(PROBLEM TO SOLVE): Go through the listing beneath this task and return every line that carries the string "GSCI".

--- Start RECORDS SUPPLIED ---

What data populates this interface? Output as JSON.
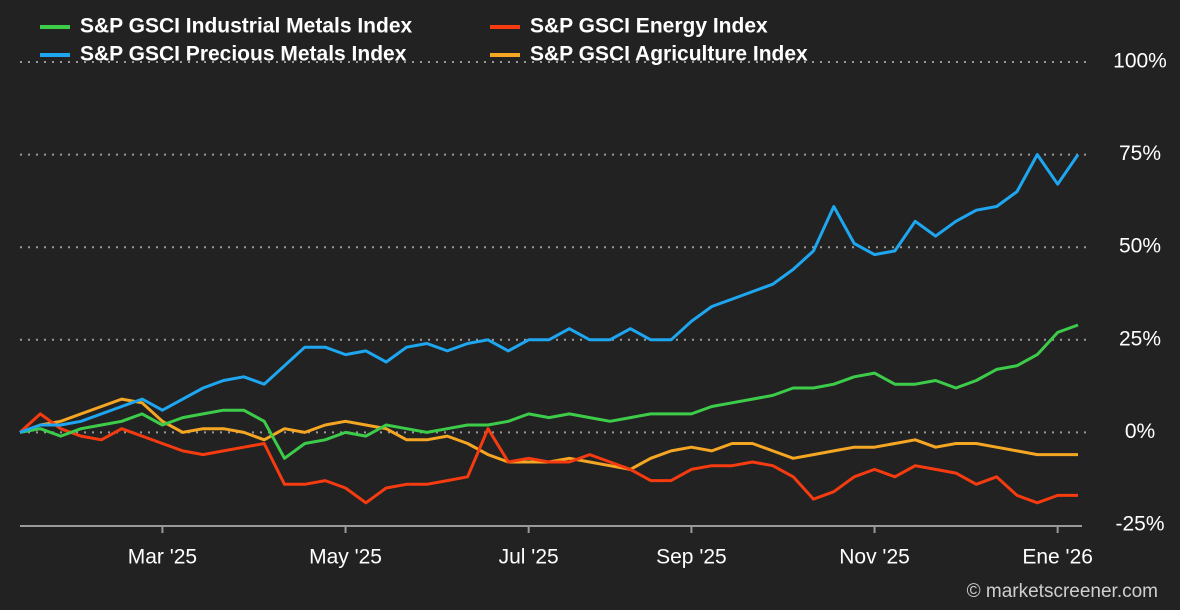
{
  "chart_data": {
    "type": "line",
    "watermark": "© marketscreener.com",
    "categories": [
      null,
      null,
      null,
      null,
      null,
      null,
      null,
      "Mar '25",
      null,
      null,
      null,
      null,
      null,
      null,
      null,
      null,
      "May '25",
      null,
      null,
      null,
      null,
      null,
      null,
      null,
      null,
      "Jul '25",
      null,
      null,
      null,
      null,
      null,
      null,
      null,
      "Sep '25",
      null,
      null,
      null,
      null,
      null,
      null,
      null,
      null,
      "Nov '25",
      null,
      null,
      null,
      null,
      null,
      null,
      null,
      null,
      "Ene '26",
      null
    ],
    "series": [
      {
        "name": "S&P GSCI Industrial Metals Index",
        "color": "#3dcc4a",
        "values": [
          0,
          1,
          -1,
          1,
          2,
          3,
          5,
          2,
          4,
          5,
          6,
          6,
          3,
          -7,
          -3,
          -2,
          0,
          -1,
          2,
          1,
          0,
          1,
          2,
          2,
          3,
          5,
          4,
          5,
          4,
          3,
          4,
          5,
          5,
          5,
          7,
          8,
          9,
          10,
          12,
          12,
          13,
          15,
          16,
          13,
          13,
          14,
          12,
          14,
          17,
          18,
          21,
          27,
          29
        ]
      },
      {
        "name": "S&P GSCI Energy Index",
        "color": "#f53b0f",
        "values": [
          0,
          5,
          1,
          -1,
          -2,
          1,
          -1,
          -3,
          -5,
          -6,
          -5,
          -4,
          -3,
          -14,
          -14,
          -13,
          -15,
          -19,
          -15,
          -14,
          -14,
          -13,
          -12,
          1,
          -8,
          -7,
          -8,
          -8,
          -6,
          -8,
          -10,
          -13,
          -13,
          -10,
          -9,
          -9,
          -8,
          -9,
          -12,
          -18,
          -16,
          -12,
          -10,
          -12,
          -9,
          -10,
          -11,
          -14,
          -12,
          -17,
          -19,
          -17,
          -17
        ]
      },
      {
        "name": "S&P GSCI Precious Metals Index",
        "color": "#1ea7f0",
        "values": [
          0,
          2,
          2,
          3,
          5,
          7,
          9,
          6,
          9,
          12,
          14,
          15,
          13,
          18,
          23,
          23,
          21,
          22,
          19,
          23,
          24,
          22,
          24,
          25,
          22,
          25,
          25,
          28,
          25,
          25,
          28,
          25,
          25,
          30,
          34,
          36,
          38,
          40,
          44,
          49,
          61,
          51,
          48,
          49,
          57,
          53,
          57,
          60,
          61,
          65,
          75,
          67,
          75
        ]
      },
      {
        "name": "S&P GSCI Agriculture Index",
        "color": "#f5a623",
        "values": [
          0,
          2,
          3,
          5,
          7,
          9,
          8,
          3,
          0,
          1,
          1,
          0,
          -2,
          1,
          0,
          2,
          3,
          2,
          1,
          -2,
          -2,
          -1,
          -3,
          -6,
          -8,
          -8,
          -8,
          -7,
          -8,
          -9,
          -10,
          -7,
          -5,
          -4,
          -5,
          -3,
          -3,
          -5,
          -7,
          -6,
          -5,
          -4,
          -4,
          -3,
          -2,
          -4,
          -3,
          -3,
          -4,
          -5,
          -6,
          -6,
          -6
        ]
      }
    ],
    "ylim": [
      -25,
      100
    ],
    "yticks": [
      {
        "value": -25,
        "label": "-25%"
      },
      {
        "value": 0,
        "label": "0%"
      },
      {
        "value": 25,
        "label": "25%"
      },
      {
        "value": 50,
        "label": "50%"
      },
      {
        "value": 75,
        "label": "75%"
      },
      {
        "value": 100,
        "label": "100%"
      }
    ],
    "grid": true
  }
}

--- End RECORDS SUPPLIED ---

(COMPLETED TASK):
        "name": "S&P GSCI Industrial Metals Index",
        "name": "S&P GSCI Energy Index",
        "name": "S&P GSCI Precious Metals Index",
        "name": "S&P GSCI Agriculture Index",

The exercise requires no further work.